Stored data
>> Begin

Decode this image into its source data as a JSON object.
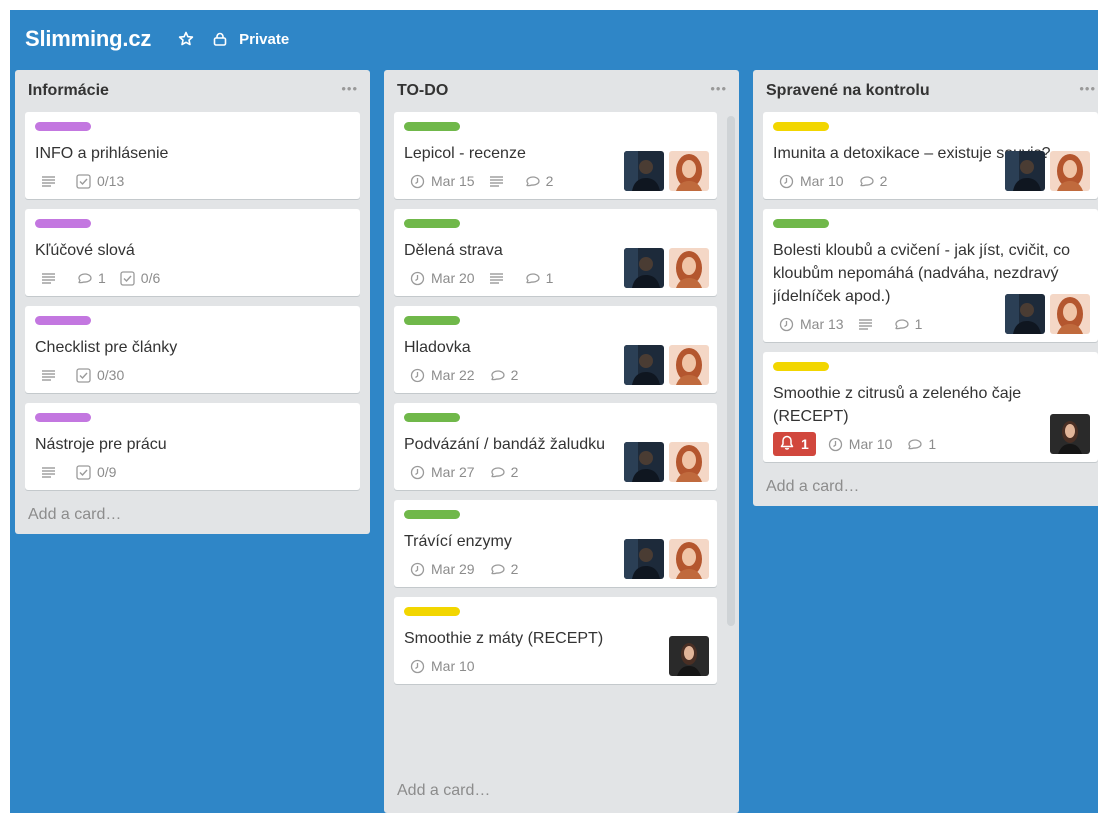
{
  "board": {
    "title": "Slimming.cz",
    "privacy": "Private"
  },
  "colors": {
    "board_bg": "#2f86c7",
    "label_purple": "#c377e0",
    "label_green": "#70b84a",
    "label_yellow": "#f2d600",
    "alert_red": "#d1473d"
  },
  "icons": {
    "star": "star-icon",
    "lock": "lock-icon",
    "description": "description-icon",
    "checklist": "checklist-icon",
    "comment": "comment-icon",
    "clock": "clock-icon",
    "bell": "bell-icon",
    "menu": "more-icon"
  },
  "add_card_label": "Add a card…",
  "lists": [
    {
      "title": "Informácie",
      "cards": [
        {
          "label": "purple",
          "title": "INFO a prihlásenie",
          "description": true,
          "checklist": "0/13"
        },
        {
          "label": "purple",
          "title": "Kľúčové slová",
          "description": true,
          "comments": "1",
          "checklist": "0/6"
        },
        {
          "label": "purple",
          "title": "Checklist pre články",
          "description": true,
          "checklist": "0/30"
        },
        {
          "label": "purple",
          "title": "Nástroje pre prácu",
          "description": true,
          "checklist": "0/9"
        }
      ]
    },
    {
      "title": "TO-DO",
      "cards": [
        {
          "label": "green",
          "title": "Lepicol - recenze",
          "due": "Mar 15",
          "description": true,
          "comments": "2",
          "members": 2
        },
        {
          "label": "green",
          "title": "Dělená strava",
          "due": "Mar 20",
          "description": true,
          "comments": "1",
          "members": 2
        },
        {
          "label": "green",
          "title": "Hladovka",
          "due": "Mar 22",
          "comments": "2",
          "members": 2
        },
        {
          "label": "green",
          "title": "Podvázání / bandáž žaludku",
          "due": "Mar 27",
          "comments": "2",
          "members": 2
        },
        {
          "label": "green",
          "title": "Trávící enzymy",
          "due": "Mar 29",
          "comments": "2",
          "members": 2
        },
        {
          "label": "yellow",
          "title": "Smoothie z máty (RECEPT)",
          "due": "Mar 10",
          "members": 1
        }
      ]
    },
    {
      "title": "Spravené na kontrolu",
      "cards": [
        {
          "label": "yellow",
          "title": "Imunita a detoxikace – existuje souvis?",
          "due": "Mar 10",
          "comments": "2",
          "members": 2
        },
        {
          "label": "green",
          "title": "Bolesti kloubů a cvičení - jak jíst, cvičit, co kloubům nepomáhá (nadváha, nezdravý jídelníček apod.)",
          "due": "Mar 13",
          "description": true,
          "comments": "1",
          "members": 2
        },
        {
          "label": "yellow",
          "title": "Smoothie z citrusů a zeleného čaje (RECEPT)",
          "alert": "1",
          "due": "Mar 10",
          "comments": "1",
          "members": 1
        }
      ]
    }
  ]
}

>> End

WORK TO DO ▸
Each entry above should be reproduced exactly, with the pictures removed.

OUTPUT OF THE EXERCISE ▸
Decode this image into its source data as a JSON object.
{
  "board": {
    "title": "Slimming.cz",
    "privacy": "Private"
  },
  "colors": {
    "board_bg": "#2f86c7",
    "label_purple": "#c377e0",
    "label_green": "#70b84a",
    "label_yellow": "#f2d600",
    "alert_red": "#d1473d"
  },
  "icons": {
    "star": "star-icon",
    "lock": "lock-icon",
    "description": "description-icon",
    "checklist": "checklist-icon",
    "comment": "comment-icon",
    "clock": "clock-icon",
    "bell": "bell-icon",
    "menu": "more-icon"
  },
  "add_card_label": "Add a card…",
  "lists": [
    {
      "title": "Informácie",
      "cards": [
        {
          "label": "purple",
          "title": "INFO a prihlásenie",
          "description": true,
          "checklist": "0/13"
        },
        {
          "label": "purple",
          "title": "Kľúčové slová",
          "description": true,
          "comments": "1",
          "checklist": "0/6"
        },
        {
          "label": "purple",
          "title": "Checklist pre články",
          "description": true,
          "checklist": "0/30"
        },
        {
          "label": "purple",
          "title": "Nástroje pre prácu",
          "description": true,
          "checklist": "0/9"
        }
      ]
    },
    {
      "title": "TO-DO",
      "cards": [
        {
          "label": "green",
          "title": "Lepicol - recenze",
          "due": "Mar 15",
          "description": true,
          "comments": "2",
          "members": 2
        },
        {
          "label": "green",
          "title": "Dělená strava",
          "due": "Mar 20",
          "description": true,
          "comments": "1",
          "members": 2
        },
        {
          "label": "green",
          "title": "Hladovka",
          "due": "Mar 22",
          "comments": "2",
          "members": 2
        },
        {
          "label": "green",
          "title": "Podvázání / bandáž žaludku",
          "due": "Mar 27",
          "comments": "2",
          "members": 2
        },
        {
          "label": "green",
          "title": "Trávící enzymy",
          "due": "Mar 29",
          "comments": "2",
          "members": 2
        },
        {
          "label": "yellow",
          "title": "Smoothie z máty (RECEPT)",
          "due": "Mar 10",
          "members": 1
        }
      ]
    },
    {
      "title": "Spravené na kontrolu",
      "cards": [
        {
          "label": "yellow",
          "title": "Imunita a detoxikace – existuje souvis?",
          "due": "Mar 10",
          "comments": "2",
          "members": 2
        },
        {
          "label": "green",
          "title": "Bolesti kloubů a cvičení - jak jíst, cvičit, co kloubům nepomáhá (nadváha, nezdravý jídelníček apod.)",
          "due": "Mar 13",
          "description": true,
          "comments": "1",
          "members": 2
        },
        {
          "label": "yellow",
          "title": "Smoothie z citrusů a zeleného čaje (RECEPT)",
          "alert": "1",
          "due": "Mar 10",
          "comments": "1",
          "members": 1
        }
      ]
    }
  ]
}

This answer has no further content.